## Begin Text passage

Now hundreds of NCAFC activists are being told they're not welcome in the Labour Party.

One of the very few MPs to call for free education back then was Jeremy Corbyn. Now people who campaigned for policies he agrees with are being barred from voting.

I don't know if my links to the student movement were enough to get me kicked out—they didn't really bother to explain—but it seems many in the Labour Party machinery view any kind of extra-parliamentary politics as a form of witchcraft.

The show trials have begun. I'm not a member of a rival political organization. I am on the mailing list of a revolutionary group called Counterfire, which I must have signed up to back at uni. They go in my promotions folder and I never read them. In any case receiving emails from a group doesn't mean you buy its ideas. I'm also on the mailing list of a hedge fund magazine. That hardly makes me a hedge fund manager. Ditto spam folder.

## End Text passage
## Begin Excerpted records

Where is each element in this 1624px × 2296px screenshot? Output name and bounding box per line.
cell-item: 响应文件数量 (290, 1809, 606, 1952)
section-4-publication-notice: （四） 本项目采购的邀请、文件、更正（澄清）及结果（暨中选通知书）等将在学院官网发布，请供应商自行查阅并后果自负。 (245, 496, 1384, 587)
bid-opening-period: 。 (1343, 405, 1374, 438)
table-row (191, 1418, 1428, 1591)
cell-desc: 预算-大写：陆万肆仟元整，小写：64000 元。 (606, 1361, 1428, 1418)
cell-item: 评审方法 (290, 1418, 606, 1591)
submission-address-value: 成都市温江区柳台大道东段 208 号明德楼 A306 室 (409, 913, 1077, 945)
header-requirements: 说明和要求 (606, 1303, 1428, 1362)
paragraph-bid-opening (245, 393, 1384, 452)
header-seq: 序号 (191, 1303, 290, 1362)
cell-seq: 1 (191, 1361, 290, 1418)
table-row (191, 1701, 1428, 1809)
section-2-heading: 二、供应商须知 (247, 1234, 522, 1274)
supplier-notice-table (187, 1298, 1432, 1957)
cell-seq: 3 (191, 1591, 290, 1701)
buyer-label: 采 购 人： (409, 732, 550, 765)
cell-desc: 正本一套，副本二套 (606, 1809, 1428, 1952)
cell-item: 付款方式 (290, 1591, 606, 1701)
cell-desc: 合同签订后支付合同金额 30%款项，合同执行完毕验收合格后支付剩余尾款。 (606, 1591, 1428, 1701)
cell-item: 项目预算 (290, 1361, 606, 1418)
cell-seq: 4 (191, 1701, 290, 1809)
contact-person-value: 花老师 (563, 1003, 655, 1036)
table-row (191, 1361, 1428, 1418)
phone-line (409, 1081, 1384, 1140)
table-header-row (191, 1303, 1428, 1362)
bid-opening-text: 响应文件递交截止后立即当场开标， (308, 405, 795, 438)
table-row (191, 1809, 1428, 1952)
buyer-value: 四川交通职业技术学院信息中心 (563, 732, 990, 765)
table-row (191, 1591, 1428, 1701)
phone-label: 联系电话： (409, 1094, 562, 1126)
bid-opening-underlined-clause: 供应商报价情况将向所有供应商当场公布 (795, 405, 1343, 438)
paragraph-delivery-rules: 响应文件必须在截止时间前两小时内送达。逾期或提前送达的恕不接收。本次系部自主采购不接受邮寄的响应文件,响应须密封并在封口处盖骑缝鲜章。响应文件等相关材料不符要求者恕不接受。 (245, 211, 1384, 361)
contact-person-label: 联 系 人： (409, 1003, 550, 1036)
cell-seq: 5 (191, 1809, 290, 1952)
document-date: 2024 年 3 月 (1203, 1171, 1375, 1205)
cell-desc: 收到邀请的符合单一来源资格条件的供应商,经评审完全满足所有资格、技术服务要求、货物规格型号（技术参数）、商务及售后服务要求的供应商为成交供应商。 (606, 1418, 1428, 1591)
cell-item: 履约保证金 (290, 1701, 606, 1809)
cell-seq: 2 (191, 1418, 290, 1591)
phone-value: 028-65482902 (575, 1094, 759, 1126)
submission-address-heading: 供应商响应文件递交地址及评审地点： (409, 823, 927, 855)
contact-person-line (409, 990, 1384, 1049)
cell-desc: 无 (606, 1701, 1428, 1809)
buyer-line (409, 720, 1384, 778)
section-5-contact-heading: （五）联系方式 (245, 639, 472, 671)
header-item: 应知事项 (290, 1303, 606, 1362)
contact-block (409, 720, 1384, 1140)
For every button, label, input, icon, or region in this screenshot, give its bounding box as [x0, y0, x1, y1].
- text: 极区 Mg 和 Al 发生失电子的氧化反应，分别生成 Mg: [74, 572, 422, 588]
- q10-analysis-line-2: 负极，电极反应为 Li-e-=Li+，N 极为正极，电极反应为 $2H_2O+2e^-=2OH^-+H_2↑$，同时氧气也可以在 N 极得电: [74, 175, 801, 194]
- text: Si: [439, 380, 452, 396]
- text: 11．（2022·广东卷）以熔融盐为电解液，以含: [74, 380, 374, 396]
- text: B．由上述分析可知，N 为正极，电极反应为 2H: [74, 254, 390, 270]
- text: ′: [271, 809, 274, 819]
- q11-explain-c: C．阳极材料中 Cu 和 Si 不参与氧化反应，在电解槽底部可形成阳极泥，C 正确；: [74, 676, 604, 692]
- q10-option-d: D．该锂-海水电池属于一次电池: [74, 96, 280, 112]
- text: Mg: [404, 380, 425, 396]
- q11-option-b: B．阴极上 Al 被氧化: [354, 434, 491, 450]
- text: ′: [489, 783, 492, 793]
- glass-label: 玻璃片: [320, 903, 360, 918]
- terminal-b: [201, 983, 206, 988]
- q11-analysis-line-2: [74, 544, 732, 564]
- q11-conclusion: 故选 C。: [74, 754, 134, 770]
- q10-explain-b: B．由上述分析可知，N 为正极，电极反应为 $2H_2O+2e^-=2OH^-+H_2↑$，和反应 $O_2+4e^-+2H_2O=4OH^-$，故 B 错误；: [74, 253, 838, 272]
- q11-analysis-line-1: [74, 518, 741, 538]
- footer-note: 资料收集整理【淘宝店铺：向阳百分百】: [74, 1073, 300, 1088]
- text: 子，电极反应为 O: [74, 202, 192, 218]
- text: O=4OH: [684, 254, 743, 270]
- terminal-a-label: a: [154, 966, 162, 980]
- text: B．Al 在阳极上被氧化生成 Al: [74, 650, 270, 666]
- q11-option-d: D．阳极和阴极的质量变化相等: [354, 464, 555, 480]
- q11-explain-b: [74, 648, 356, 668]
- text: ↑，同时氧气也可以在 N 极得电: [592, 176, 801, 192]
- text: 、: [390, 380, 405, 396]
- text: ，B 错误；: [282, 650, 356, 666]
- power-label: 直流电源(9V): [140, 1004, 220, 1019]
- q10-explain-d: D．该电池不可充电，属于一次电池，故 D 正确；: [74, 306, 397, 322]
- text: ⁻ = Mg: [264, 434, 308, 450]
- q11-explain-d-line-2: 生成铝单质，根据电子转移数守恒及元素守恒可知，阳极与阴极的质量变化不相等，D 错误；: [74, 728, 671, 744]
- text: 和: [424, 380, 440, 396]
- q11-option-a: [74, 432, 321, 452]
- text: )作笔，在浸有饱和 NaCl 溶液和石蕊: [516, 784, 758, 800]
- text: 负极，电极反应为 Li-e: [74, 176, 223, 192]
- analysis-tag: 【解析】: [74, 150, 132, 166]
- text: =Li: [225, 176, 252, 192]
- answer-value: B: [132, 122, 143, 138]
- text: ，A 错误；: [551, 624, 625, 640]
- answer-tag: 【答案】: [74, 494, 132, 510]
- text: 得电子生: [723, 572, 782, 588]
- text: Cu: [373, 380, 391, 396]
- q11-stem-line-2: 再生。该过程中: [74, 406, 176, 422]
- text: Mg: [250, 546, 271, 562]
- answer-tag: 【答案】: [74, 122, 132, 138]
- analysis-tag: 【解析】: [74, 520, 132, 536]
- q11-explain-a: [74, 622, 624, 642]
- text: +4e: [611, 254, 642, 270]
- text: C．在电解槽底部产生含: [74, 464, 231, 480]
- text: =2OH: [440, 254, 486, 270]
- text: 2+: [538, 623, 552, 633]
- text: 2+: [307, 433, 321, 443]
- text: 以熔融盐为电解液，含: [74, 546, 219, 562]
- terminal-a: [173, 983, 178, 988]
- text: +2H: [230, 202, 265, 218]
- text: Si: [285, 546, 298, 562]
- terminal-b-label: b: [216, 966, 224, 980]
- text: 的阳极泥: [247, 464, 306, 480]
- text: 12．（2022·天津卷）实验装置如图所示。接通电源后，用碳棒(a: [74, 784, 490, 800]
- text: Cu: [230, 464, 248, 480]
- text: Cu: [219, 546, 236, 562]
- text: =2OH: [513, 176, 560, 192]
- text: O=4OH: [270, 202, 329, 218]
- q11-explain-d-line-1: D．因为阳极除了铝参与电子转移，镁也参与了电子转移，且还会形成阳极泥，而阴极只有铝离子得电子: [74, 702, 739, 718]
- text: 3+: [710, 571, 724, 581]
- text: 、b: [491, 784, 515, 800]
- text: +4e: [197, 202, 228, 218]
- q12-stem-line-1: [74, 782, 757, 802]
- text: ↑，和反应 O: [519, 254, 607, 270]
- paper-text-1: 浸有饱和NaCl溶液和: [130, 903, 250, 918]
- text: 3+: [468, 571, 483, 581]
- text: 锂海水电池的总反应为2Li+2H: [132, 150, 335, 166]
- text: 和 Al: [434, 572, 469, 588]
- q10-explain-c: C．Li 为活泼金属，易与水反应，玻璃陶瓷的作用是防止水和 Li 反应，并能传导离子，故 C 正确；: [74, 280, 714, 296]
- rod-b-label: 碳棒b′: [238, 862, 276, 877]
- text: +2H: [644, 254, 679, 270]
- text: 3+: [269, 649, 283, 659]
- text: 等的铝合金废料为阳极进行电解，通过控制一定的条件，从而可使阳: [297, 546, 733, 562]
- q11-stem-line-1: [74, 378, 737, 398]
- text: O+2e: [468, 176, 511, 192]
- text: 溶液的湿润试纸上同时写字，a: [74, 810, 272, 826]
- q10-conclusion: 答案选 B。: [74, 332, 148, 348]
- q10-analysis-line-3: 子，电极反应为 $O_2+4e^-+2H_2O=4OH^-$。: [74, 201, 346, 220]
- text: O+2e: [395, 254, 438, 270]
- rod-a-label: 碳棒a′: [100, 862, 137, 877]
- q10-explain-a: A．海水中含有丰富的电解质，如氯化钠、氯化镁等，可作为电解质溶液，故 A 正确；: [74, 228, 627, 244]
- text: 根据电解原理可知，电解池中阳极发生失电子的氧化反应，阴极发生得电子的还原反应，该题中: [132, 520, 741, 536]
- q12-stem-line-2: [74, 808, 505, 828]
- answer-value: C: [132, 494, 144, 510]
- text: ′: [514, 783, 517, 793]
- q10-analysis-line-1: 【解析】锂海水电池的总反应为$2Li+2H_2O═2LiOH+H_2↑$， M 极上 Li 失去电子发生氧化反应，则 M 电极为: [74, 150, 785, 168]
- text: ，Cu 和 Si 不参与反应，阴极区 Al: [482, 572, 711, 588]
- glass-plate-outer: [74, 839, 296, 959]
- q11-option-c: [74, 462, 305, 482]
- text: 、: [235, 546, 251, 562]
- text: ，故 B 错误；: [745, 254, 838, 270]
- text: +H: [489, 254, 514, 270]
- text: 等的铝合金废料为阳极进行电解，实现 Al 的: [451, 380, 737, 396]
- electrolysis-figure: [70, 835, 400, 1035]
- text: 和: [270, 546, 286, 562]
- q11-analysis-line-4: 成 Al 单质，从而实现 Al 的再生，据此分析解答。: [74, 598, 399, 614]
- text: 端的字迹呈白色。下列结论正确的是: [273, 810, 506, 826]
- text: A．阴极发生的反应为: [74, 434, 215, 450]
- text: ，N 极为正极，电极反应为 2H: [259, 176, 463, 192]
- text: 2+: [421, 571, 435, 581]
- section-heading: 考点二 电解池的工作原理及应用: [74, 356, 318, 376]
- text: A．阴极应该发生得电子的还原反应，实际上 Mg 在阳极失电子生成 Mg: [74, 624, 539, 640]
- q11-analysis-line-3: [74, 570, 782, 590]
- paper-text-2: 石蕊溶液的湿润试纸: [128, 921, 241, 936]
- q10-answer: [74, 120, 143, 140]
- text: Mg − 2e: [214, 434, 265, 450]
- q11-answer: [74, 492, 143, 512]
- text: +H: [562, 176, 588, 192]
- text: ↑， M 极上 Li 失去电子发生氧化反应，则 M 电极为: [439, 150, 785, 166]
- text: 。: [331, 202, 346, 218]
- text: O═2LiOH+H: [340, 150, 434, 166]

## End Excerpted records

* **Prompt 1**
Copy the Labour Party passage word for word, from "One of the very" up to and including "barred from voting.".
* **Prompt 2**
In two sentences, summarize the passage about being barred from the Labour Party.
* **Prompt 3**
Write the next part of the account of Labour Party voting exclusions, picking up right after its final sentence.

* **Exercise answer 1**
One of the very few MPs to call for free education back then was Jeremy Corbyn. Now people who campaigned for policies he agrees with are being barred from voting.

* **Exercise answer 2**
Hundreds of NCAFC activists are being told they are not welcome in the Labour Party, and people who campaigned for policies that Jeremy Corbyn agrees with are being barred from voting. The writer, given no real explanation for being kicked out, is on the mailing list of a revolutionary group called Counterfire but argues that receiving emails from a group does not mean buying its ideas.

* **Exercise answer 3**
Confused, I consulted the party rule book. "The Labour Party is a democratic socialist party," Clause IV sternly begins, conjuring memories of the late Tony Benn, pipe in mouth, in a university lecture hall. But there is a little in the New Labour Clause IV that I disagree with. It's probably a little soft on the private sector for the tastes of your average Corybnista when it says that "The enterprise of the market and the rigor of competition are joined with the forces of partnership and co-operation to produce the wealth the nation needs," but I'm was happy to sign up for it in 2010 when I first joined that party and I'd stick by that decision.

All of this raises the question of why the party is having this leadership debate, if people who fall on one side of that debate are beyond the pale.

Am I an entryist? Of course I'm an entryist, if that's the term for someone joining to vote for Corbyn.